作業指示 1 - 課題文によれば、ドイツの現行刑事訴訟法で検事局の捜査について定めているのは第何条か。
作業指示 2 - 捜査の段階でも強制力を用いる必要がある場合の例として課題文が挙げているものを、すべて書き出せ。

凡そ判断の資料を集取するに当て強制処分を行うに非ざれば其目的を達する能わざる場合あり又其目的を達するに付き大なる困難を感ずる場合あるは明なり然りと雖も強制権の行使は個人の利害に消長を及ぼすこと鮮からざるを以て之に関する法規を設くるに当ては公益の維持と個人の保護と両方面を考慮して適当なる限度を定むるの必要あり第一如何なる時期に強制権の行使を認容すべきや第二如何なる国家機関に之を附与すべきや思うに刑罰権の行使に付き検察機関と裁判機関とを分たざる制度の下に於ては捜索処分と司法処分との間に明白なる分界なく同一の国家機関が捜索の始より訴訟の終末に至るまで強制権を行うことを得べし然るに今日の如く弾劾式訴訟を法則とし刑罰権の行使に付き裁判機関と検察機関とを分ちたる制度の下に於ては大に之と異なるものあり強制権は裁判官之を行使し得べきものにして捜査機関たる検事局及其補助機関には之を与えざるを原則とし之を用い得べき時期は予審の請求又は公訴の提起ありたる後即事件が裁判官の手に移りたる後にして捜査の時代に在る間に之を用いざるを原則とす、蓋し裁判官の取調も検事局の捜査も斉しく国家機関の行動なり強制権は裁判官に専属するものに非ず法律を以てすれば他の国家機関に之を附与することを妨げず殊に治安を維持する為め一定の範囲に於て強制権を行政機関に附与するの必要あるは言を俟たざるなり故に捜査に付ても性質上強制力を附与すべからずというを得ず独逸現行刑事訴訟法は其第百五十九条に於て検事局は捜査の目的の為め公務所に照会して報告を求むることを得又宣誓せしめて訊問することを除く外自ら各種の捜査処分を為し又は警察官署若くは警察官吏をして之を為さしむることを得べき旨を規定せり此条文には強制力を用い得べきを明言せざるも二三の学者は多数の説に反対し人に対し出頭を強制し得べしと論ぜり又仏国治罪法草案は検事、司法警察官は現行犯と非現行犯とを問わず公力を用い証拠を集取し得べきものとなしたり近世の立法並に学説に於て検事の捜査に関し強制権なきを原則とする所以のものは訴追に弾劾の方式を採るの結果起訴以後に於て検事は原告の地位に立ち被告人と全く反対の利益を保持せざるべからざるものなるに因り検事に強制権を与えて証拠材料を集取せしむるは被告人を防禦上危険に陥らしむるの憂あり捜査機関に強制力を附与するを適当とせざるの理由爰に存す然るに実際に於ては強制力を適用するに非ざれば事物の調査を遂ぐることを得ざる場合あり又急速に処分を為さざれば重要なる罪証を湮滅する虞ある場合あり斯る場合に於ては強制権を用うるの余地なしとせば必要なる資料の蒐集及保全を為すことを得ず随て捜査の目的を達すること能わざるに至るべし例えば犯人証拠を携帯して逃走せんとするとき証人疾病にて命旦夕に迫り速に其陳述を聴く必要あるとき証拠物件滅失せんとし速に検証せざれば目的を達し得ざるときの如し斯る場合には捜索の時代に於ても強制力を用いるの必要あり果して何人をして強制処分を為さしむべきや総則に示したる特例の場合には検事自ら強制処分を為すを得べし然れども検事は前述の如く後に原告の地位に立つべきものなるを以て一般の場合に之に強制力を与うべからず故に公平の地位に在る裁判官をして起訴前必要欠くべからざる処分を行わしめ公私の利益を保全するを相当とす因て本案は捜査に付ては別段の規定あるときの外強制処分を為す能わざる旨を明示すると同時に必要ある場合には予審判事又は区裁判所判事に強制処分を求め得べきことを規定し所謂裁判上の捜査処分を認めたり(第二百五十七条、第二百五十八条)

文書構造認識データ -
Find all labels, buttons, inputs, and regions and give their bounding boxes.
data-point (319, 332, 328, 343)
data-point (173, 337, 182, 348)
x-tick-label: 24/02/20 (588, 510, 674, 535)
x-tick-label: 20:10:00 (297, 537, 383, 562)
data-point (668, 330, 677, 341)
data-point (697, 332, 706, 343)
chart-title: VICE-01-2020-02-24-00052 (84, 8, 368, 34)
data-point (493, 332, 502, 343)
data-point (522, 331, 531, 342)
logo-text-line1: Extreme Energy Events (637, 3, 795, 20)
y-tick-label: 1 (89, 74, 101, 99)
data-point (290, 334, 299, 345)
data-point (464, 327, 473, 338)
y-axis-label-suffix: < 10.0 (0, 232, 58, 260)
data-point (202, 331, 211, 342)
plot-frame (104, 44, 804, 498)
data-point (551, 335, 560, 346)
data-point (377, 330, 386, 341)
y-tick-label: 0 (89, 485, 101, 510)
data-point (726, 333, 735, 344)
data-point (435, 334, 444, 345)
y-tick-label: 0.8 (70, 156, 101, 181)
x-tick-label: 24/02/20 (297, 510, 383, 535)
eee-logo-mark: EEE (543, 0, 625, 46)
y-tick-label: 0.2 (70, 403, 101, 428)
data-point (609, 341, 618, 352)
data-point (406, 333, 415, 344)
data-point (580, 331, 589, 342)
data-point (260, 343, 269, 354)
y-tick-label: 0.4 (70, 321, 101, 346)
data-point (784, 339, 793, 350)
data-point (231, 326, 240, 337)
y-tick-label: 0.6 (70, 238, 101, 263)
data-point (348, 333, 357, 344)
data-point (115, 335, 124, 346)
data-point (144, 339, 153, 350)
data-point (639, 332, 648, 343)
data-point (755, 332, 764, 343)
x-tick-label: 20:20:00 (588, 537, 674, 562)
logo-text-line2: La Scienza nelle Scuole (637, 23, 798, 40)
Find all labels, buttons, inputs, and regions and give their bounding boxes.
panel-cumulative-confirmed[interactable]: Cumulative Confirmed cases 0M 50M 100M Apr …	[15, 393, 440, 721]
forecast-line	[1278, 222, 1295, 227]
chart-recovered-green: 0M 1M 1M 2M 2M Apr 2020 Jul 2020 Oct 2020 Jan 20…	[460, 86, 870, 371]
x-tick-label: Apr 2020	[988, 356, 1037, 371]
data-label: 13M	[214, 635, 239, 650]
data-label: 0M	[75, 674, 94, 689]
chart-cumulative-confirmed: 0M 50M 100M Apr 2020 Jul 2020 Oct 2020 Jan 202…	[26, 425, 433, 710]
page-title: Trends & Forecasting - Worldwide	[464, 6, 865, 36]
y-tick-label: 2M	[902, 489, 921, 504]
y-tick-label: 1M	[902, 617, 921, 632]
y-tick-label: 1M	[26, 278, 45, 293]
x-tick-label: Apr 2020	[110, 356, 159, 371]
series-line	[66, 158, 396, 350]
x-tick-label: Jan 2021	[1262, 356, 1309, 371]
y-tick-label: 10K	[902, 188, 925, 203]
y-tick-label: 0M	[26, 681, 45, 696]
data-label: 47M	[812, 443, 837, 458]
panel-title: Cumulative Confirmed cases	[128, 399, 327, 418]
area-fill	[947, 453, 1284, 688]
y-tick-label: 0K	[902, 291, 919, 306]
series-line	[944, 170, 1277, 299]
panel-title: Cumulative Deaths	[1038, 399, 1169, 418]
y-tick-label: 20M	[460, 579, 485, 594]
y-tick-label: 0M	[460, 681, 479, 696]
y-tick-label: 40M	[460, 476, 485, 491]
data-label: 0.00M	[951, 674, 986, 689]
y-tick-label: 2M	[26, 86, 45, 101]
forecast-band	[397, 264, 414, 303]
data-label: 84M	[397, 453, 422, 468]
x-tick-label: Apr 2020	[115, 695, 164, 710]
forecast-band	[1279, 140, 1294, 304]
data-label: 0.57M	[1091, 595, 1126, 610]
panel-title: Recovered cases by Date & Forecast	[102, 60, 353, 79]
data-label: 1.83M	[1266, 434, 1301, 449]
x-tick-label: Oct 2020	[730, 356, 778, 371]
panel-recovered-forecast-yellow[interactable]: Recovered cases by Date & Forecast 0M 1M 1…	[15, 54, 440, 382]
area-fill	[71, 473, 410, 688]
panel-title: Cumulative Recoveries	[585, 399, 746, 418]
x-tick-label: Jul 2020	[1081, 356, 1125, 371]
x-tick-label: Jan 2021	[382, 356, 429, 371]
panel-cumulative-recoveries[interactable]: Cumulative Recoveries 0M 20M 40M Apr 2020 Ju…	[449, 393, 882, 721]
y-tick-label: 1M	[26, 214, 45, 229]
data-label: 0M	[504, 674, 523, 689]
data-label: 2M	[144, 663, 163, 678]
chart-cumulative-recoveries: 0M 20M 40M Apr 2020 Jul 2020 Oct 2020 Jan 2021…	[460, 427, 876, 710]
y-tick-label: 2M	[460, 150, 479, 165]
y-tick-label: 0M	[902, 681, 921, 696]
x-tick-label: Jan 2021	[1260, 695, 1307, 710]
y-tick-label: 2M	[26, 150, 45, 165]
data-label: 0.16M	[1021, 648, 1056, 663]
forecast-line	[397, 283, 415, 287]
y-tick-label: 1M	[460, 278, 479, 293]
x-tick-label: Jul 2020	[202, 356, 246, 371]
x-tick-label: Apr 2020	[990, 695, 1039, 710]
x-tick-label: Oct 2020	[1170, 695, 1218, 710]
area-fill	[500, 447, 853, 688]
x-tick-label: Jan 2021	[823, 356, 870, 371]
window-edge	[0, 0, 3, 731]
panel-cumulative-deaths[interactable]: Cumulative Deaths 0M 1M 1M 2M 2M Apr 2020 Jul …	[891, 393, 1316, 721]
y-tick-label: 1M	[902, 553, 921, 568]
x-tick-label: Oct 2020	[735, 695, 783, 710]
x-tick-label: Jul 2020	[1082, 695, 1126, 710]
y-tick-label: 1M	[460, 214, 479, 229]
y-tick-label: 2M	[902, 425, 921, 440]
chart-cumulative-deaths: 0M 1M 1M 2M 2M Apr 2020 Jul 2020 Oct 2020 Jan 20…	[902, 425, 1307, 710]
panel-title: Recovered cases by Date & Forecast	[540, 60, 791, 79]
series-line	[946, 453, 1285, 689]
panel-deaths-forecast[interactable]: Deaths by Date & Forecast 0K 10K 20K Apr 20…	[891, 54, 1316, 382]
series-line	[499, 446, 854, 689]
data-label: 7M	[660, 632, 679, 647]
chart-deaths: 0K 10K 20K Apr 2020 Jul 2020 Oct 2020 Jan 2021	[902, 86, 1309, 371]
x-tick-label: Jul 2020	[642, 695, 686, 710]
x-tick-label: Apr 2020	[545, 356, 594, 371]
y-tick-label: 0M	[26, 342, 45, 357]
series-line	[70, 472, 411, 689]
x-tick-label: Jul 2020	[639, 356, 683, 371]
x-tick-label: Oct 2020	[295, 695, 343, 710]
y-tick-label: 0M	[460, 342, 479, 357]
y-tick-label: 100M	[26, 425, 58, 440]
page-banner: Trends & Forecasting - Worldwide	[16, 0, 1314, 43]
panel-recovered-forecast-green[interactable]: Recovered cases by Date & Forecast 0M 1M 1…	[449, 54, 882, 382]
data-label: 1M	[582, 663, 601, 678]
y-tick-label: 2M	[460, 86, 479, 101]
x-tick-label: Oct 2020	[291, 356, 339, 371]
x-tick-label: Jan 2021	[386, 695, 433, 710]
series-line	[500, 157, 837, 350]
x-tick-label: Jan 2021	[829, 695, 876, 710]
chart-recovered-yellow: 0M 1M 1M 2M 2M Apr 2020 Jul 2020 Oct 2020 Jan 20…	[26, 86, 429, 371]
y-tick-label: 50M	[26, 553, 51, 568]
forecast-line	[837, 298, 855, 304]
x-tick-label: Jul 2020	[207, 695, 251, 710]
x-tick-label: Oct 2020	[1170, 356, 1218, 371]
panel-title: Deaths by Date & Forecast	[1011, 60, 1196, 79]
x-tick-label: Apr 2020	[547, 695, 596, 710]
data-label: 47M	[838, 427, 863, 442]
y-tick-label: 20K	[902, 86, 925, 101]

記述回答 1 - 第百五十九条

記述回答 2 -
・犯人が証拠を携帯して逃走しようとするとき
・証人が疾病で命が旦夕に迫り、速やかにその陳述を聴く必要があるとき
・証拠物件が滅失しようとし、速やかに検証しなければ目的を達し得ないとき